= Prompt =
Please write out the material below exactly as given.

= Input rows =
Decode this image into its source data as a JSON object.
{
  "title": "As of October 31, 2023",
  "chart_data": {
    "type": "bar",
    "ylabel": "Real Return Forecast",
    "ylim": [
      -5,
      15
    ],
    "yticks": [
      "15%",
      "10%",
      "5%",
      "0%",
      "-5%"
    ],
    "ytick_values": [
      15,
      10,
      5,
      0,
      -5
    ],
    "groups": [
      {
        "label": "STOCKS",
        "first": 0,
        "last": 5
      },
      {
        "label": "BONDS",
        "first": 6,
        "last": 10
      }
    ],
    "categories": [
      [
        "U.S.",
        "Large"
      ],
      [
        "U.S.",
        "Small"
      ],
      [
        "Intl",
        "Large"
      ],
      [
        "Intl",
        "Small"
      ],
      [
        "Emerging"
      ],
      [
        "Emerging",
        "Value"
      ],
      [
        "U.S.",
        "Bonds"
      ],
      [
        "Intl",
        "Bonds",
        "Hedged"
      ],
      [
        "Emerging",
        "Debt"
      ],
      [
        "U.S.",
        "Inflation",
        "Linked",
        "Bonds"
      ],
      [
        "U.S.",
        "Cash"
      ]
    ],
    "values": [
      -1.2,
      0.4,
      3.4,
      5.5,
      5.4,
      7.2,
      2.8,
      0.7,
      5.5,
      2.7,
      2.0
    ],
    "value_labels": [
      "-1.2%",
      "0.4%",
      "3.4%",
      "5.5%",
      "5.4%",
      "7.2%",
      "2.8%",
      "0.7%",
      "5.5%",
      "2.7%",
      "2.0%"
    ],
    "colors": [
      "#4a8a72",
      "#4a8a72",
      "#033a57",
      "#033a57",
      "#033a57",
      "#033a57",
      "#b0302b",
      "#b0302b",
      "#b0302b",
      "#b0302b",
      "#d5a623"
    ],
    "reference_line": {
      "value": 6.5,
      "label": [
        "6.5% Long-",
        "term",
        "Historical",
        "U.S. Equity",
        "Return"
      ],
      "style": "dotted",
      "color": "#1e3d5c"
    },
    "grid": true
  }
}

= Response to this task =
Decode this image into its source data as a JSON object.
{
  "title": "As of October 31, 2023",
  "chart_data": {
    "type": "bar",
    "ylabel": "Real Return Forecast",
    "ylim": [
      -5,
      15
    ],
    "yticks": [
      "15%",
      "10%",
      "5%",
      "0%",
      "-5%"
    ],
    "ytick_values": [
      15,
      10,
      5,
      0,
      -5
    ],
    "groups": [
      {
        "label": "STOCKS",
        "first": 0,
        "last": 5
      },
      {
        "label": "BONDS",
        "first": 6,
        "last": 10
      }
    ],
    "categories": [
      [
        "U.S.",
        "Large"
      ],
      [
        "U.S.",
        "Small"
      ],
      [
        "Intl",
        "Large"
      ],
      [
        "Intl",
        "Small"
      ],
      [
        "Emerging"
      ],
      [
        "Emerging",
        "Value"
      ],
      [
        "U.S.",
        "Bonds"
      ],
      [
        "Intl",
        "Bonds",
        "Hedged"
      ],
      [
        "Emerging",
        "Debt"
      ],
      [
        "U.S.",
        "Inflation",
        "Linked",
        "Bonds"
      ],
      [
        "U.S.",
        "Cash"
      ]
    ],
    "values": [
      -1.2,
      0.4,
      3.4,
      5.5,
      5.4,
      7.2,
      2.8,
      0.7,
      5.5,
      2.7,
      2.0
    ],
    "value_labels": [
      "-1.2%",
      "0.4%",
      "3.4%",
      "5.5%",
      "5.4%",
      "7.2%",
      "2.8%",
      "0.7%",
      "5.5%",
      "2.7%",
      "2.0%"
    ],
    "colors": [
      "#4a8a72",
      "#4a8a72",
      "#033a57",
      "#033a57",
      "#033a57",
      "#033a57",
      "#b0302b",
      "#b0302b",
      "#b0302b",
      "#b0302b",
      "#d5a623"
    ],
    "reference_line": {
      "value": 6.5,
      "label": [
        "6.5% Long-",
        "term",
        "Historical",
        "U.S. Equity",
        "Return"
      ],
      "style": "dotted",
      "color": "#1e3d5c"
    },
    "grid": true
  }
}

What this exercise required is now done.